**Assigned task:**
If a line holds an image, leave the image out; write out everything else in the records exactly.

**Data listing:**
*** Begin section ***

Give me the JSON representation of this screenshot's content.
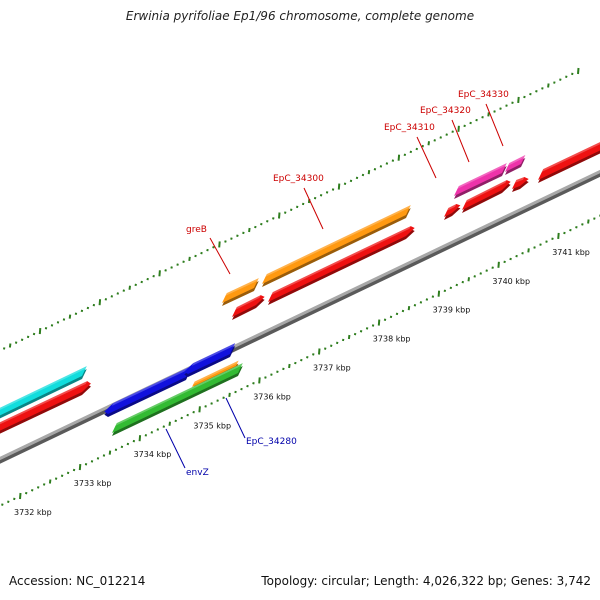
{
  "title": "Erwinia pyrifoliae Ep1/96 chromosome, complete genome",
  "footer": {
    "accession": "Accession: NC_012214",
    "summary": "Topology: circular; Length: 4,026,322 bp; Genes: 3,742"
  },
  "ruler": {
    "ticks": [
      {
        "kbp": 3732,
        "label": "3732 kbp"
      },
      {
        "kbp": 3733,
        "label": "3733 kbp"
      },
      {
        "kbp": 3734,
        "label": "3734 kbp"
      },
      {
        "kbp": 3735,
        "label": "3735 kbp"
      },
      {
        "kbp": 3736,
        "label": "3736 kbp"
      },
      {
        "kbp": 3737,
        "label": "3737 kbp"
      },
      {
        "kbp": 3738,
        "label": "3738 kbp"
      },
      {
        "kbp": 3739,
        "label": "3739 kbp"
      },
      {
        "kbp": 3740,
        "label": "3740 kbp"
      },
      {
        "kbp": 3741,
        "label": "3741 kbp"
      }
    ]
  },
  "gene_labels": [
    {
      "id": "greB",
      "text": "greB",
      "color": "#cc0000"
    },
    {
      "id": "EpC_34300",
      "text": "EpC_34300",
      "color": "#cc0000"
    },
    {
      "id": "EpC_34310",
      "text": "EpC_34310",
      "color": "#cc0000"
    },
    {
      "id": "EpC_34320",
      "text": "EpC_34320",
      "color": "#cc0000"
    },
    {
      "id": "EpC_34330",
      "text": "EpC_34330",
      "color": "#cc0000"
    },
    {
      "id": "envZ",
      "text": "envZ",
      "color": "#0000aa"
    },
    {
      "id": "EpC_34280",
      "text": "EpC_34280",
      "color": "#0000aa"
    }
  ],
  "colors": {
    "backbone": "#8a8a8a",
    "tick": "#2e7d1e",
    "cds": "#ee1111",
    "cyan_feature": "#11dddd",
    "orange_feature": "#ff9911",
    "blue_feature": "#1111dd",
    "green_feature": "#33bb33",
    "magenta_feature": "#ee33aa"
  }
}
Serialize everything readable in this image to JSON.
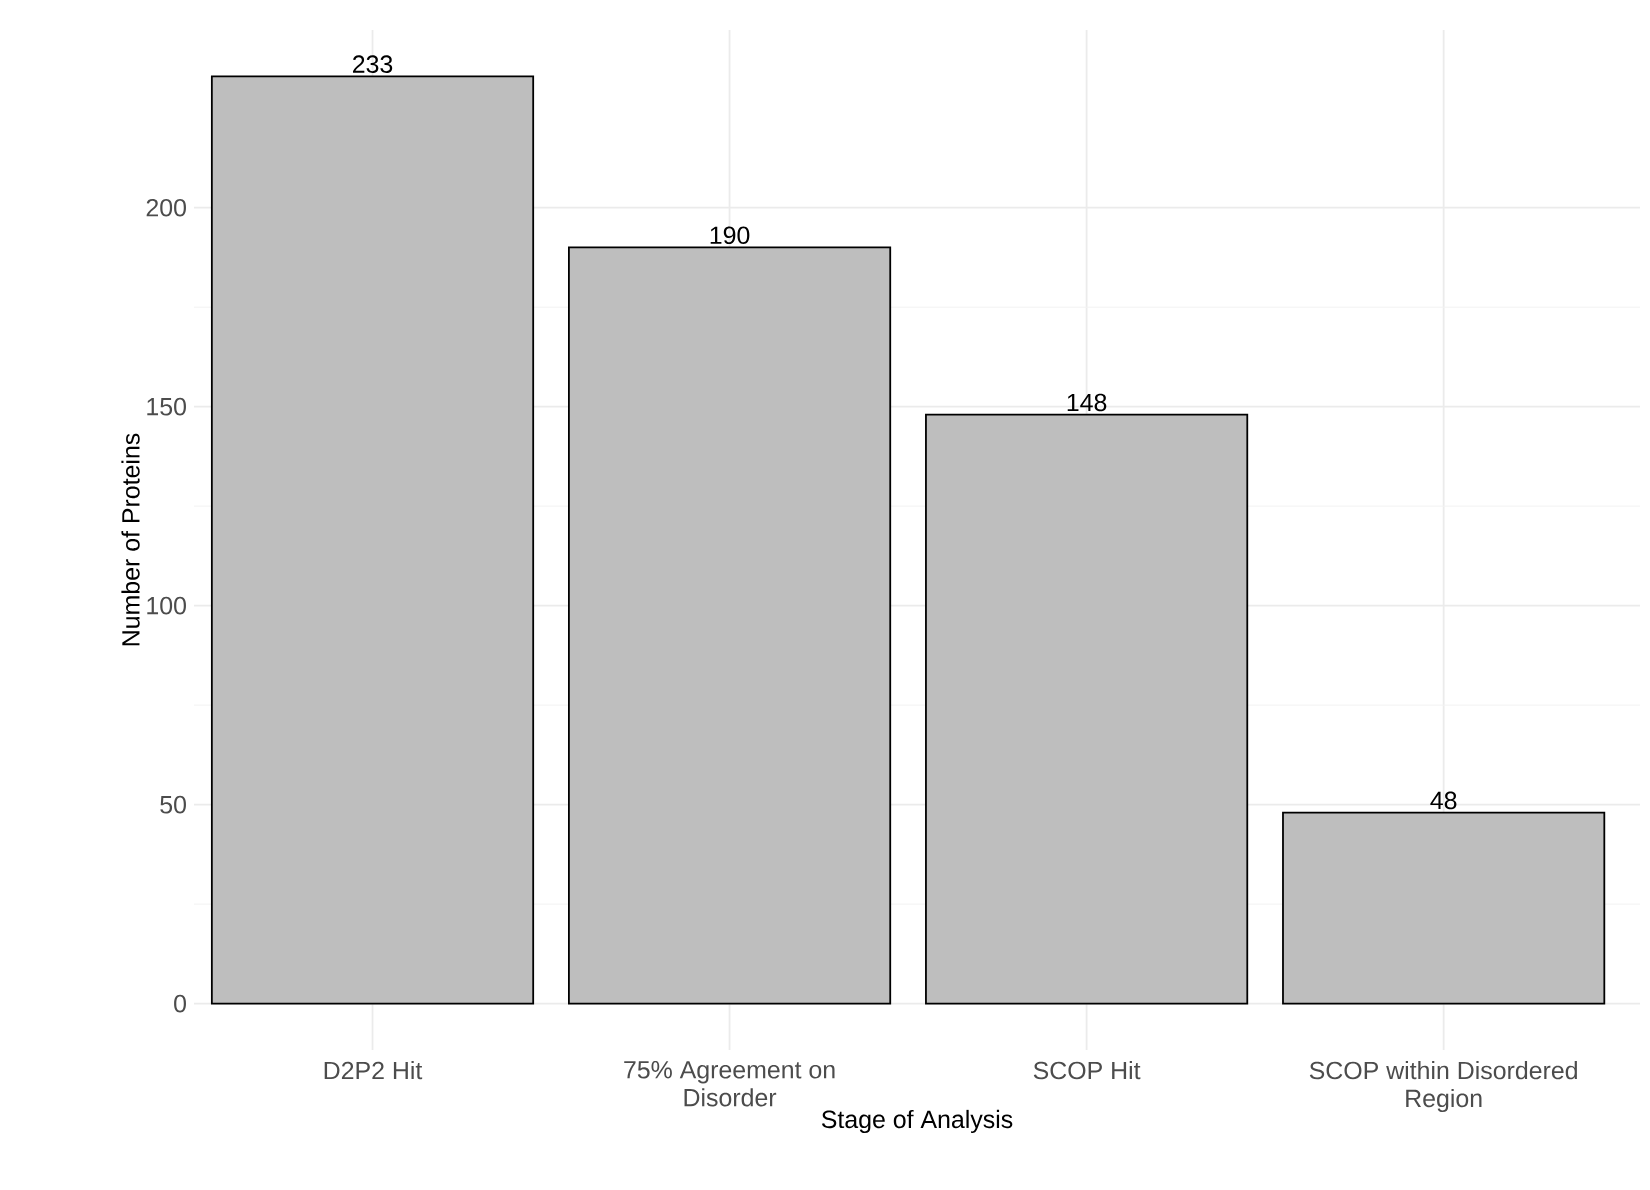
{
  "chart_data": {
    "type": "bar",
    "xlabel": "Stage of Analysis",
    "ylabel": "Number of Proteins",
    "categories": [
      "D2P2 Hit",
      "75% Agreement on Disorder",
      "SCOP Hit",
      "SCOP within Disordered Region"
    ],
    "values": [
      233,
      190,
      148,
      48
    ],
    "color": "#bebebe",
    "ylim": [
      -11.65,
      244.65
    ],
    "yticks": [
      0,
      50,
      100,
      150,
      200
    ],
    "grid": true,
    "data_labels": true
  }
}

*** End section ***

**Written answer:**
Give me the JSON representation of this screenshot's content.
{
  "title": "Erwinia pyrifoliae Ep1/96 chromosome, complete genome",
  "footer": {
    "accession": "Accession: NC_012214",
    "summary": "Topology: circular; Length: 4,026,322 bp; Genes: 3,742"
  },
  "ruler": {
    "ticks": [
      {
        "kbp": 3732,
        "label": "3732 kbp"
      },
      {
        "kbp": 3733,
        "label": "3733 kbp"
      },
      {
        "kbp": 3734,
        "label": "3734 kbp"
      },
      {
        "kbp": 3735,
        "label": "3735 kbp"
      },
      {
        "kbp": 3736,
        "label": "3736 kbp"
      },
      {
        "kbp": 3737,
        "label": "3737 kbp"
      },
      {
        "kbp": 3738,
        "label": "3738 kbp"
      },
      {
        "kbp": 3739,
        "label": "3739 kbp"
      },
      {
        "kbp": 3740,
        "label": "3740 kbp"
      },
      {
        "kbp": 3741,
        "label": "3741 kbp"
      }
    ]
  },
  "gene_labels": [
    {
      "id": "greB",
      "text": "greB",
      "color": "#cc0000"
    },
    {
      "id": "EpC_34300",
      "text": "EpC_34300",
      "color": "#cc0000"
    },
    {
      "id": "EpC_34310",
      "text": "EpC_34310",
      "color": "#cc0000"
    },
    {
      "id": "EpC_34320",
      "text": "EpC_34320",
      "color": "#cc0000"
    },
    {
      "id": "EpC_34330",
      "text": "EpC_34330",
      "color": "#cc0000"
    },
    {
      "id": "envZ",
      "text": "envZ",
      "color": "#0000aa"
    },
    {
      "id": "EpC_34280",
      "text": "EpC_34280",
      "color": "#0000aa"
    }
  ],
  "colors": {
    "backbone": "#8a8a8a",
    "tick": "#2e7d1e",
    "cds": "#ee1111",
    "cyan_feature": "#11dddd",
    "orange_feature": "#ff9911",
    "blue_feature": "#1111dd",
    "green_feature": "#33bb33",
    "magenta_feature": "#ee33aa"
  }
}
Serialize everything readable in this image to JSON.
{
  "chart_data": {
    "type": "bar",
    "xlabel": "Stage of Analysis",
    "ylabel": "Number of Proteins",
    "categories": [
      "D2P2 Hit",
      "75% Agreement on Disorder",
      "SCOP Hit",
      "SCOP within Disordered Region"
    ],
    "values": [
      233,
      190,
      148,
      48
    ],
    "color": "#bebebe",
    "ylim": [
      -11.65,
      244.65
    ],
    "yticks": [
      0,
      50,
      100,
      150,
      200
    ],
    "grid": true,
    "data_labels": true
  }
}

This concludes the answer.